[Extracted data entries]
..............................
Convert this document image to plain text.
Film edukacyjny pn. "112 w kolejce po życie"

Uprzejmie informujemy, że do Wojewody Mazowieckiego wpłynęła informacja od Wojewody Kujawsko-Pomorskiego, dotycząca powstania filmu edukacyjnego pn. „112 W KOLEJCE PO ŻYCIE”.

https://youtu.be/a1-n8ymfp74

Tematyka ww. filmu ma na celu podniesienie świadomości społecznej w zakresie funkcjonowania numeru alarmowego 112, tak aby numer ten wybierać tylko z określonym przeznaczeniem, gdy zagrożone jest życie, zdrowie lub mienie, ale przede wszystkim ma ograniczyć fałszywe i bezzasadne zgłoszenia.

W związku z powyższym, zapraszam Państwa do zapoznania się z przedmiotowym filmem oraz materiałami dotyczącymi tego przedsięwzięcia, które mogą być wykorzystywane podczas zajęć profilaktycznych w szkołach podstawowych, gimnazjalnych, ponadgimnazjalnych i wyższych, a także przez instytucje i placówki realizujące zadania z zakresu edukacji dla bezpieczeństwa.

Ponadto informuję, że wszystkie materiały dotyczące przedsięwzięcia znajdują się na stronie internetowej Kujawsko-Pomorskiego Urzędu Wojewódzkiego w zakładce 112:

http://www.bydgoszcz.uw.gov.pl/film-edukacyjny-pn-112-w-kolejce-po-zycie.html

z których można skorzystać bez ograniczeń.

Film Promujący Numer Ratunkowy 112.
..............................
* Written instruction
Nothing should be changed: write out all of the data as is.

* Response to this exercise
Convert this document image to plain text.
Film edukacyjny pn. "112 w kolejce po życie"

Uprzejmie informujemy, że do Wojewody Mazowieckiego wpłynęła informacja od Wojewody Kujawsko-Pomorskiego, dotycząca powstania filmu edukacyjnego pn. „112 W KOLEJCE PO ŻYCIE”.

https://youtu.be/a1-n8ymfp74

Tematyka ww. filmu ma na celu podniesienie świadomości społecznej w zakresie funkcjonowania numeru alarmowego 112, tak aby numer ten wybierać tylko z określonym przeznaczeniem, gdy zagrożone jest życie, zdrowie lub mienie, ale przede wszystkim ma ograniczyć fałszywe i bezzasadne zgłoszenia.

W związku z powyższym, zapraszam Państwa do zapoznania się z przedmiotowym filmem oraz materiałami dotyczącymi tego przedsięwzięcia, które mogą być wykorzystywane podczas zajęć profilaktycznych w szkołach podstawowych, gimnazjalnych, ponadgimnazjalnych i wyższych, a także przez instytucje i placówki realizujące zadania z zakresu edukacji dla bezpieczeństwa.

Ponadto informuję, że wszystkie materiały dotyczące przedsięwzięcia znajdują się na stronie internetowej Kujawsko-Pomorskiego Urzędu Wojewódzkiego w zakładce 112:

http://www.bydgoszcz.uw.gov.pl/film-edukacyjny-pn-112-w-kolejce-po-zycie.html

z których można skorzystać bez ograniczeń.

Film Promujący Numer Ratunkowy 112.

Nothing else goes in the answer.